TO DO:
Reproduce all of the data word for word.

########

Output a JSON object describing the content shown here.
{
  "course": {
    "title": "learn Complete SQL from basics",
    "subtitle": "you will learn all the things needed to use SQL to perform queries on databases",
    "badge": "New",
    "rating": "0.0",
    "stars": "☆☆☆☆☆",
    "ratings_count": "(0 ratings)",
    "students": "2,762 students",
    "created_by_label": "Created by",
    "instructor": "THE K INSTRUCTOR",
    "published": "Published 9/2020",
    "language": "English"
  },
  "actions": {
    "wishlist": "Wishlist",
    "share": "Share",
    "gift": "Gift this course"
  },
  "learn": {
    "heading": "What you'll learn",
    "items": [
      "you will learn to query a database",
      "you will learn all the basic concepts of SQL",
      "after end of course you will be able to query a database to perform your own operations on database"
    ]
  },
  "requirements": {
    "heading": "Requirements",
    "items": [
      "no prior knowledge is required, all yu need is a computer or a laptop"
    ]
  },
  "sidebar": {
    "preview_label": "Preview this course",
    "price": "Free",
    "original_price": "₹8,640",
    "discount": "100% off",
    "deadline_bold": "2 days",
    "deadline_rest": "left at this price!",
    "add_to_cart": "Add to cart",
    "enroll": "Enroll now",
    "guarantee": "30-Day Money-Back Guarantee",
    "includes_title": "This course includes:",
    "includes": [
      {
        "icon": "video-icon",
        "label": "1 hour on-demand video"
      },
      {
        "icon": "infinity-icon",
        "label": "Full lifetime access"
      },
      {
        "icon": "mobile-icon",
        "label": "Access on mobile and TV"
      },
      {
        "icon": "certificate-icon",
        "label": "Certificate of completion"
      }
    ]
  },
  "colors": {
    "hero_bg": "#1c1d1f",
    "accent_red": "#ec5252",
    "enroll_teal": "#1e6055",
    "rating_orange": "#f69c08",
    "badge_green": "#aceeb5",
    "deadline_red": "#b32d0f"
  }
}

########

EXERCISE ANSWER:
Output a JSON object describing the content shown here.
{
  "course": {
    "title": "learn Complete SQL from basics",
    "subtitle": "you will learn all the things needed to use SQL to perform queries on databases",
    "badge": "New",
    "rating": "0.0",
    "stars": "☆☆☆☆☆",
    "ratings_count": "(0 ratings)",
    "students": "2,762 students",
    "created_by_label": "Created by",
    "instructor": "THE K INSTRUCTOR",
    "published": "Published 9/2020",
    "language": "English"
  },
  "actions": {
    "wishlist": "Wishlist",
    "share": "Share",
    "gift": "Gift this course"
  },
  "learn": {
    "heading": "What you'll learn",
    "items": [
      "you will learn to query a database",
      "you will learn all the basic concepts of SQL",
      "after end of course you will be able to query a database to perform your own operations on database"
    ]
  },
  "requirements": {
    "heading": "Requirements",
    "items": [
      "no prior knowledge is required, all yu need is a computer or a laptop"
    ]
  },
  "sidebar": {
    "preview_label": "Preview this course",
    "price": "Free",
    "original_price": "₹8,640",
    "discount": "100% off",
    "deadline_bold": "2 days",
    "deadline_rest": "left at this price!",
    "add_to_cart": "Add to cart",
    "enroll": "Enroll now",
    "guarantee": "30-Day Money-Back Guarantee",
    "includes_title": "This course includes:",
    "includes": [
      {
        "icon": "video-icon",
        "label": "1 hour on-demand video"
      },
      {
        "icon": "infinity-icon",
        "label": "Full lifetime access"
      },
      {
        "icon": "mobile-icon",
        "label": "Access on mobile and TV"
      },
      {
        "icon": "certificate-icon",
        "label": "Certificate of completion"
      }
    ]
  },
  "colors": {
    "hero_bg": "#1c1d1f",
    "accent_red": "#ec5252",
    "enroll_teal": "#1e6055",
    "rating_orange": "#f69c08",
    "badge_green": "#aceeb5",
    "deadline_red": "#b32d0f"
  }
}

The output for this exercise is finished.